Recorded data:
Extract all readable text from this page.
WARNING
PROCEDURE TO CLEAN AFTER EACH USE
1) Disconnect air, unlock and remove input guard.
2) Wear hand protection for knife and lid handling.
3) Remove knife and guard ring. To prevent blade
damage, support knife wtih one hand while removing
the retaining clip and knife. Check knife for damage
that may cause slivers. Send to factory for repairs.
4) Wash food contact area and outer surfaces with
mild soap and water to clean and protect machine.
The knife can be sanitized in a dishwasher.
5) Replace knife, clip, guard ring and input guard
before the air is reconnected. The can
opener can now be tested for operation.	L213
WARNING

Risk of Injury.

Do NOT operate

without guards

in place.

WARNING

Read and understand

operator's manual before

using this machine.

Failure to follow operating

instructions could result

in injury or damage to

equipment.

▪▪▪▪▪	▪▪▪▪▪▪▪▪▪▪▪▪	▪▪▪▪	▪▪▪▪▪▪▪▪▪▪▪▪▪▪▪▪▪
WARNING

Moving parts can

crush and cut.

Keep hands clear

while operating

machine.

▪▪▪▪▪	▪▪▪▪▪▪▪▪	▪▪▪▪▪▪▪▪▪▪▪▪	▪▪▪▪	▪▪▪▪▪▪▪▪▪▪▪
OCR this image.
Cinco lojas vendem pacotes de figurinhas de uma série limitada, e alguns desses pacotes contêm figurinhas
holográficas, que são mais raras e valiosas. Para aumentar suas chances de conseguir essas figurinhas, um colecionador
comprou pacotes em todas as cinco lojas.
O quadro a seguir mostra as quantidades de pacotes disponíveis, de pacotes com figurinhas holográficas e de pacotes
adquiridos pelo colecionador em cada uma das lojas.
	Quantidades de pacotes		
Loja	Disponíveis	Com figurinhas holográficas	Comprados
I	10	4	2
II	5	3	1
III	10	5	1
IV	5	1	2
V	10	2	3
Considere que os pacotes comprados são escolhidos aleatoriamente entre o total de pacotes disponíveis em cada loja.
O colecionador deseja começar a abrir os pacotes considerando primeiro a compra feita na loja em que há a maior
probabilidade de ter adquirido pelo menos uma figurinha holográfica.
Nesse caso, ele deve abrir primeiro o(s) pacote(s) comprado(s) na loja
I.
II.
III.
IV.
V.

- _EXERCISE AIM_
Consider the entries above and return each line with the string "damage".

- _CORRECT OUTPUT_
damage, support knife wtih one hand while removing
the retaining clip and knife. Check knife for damage
in injury or damage to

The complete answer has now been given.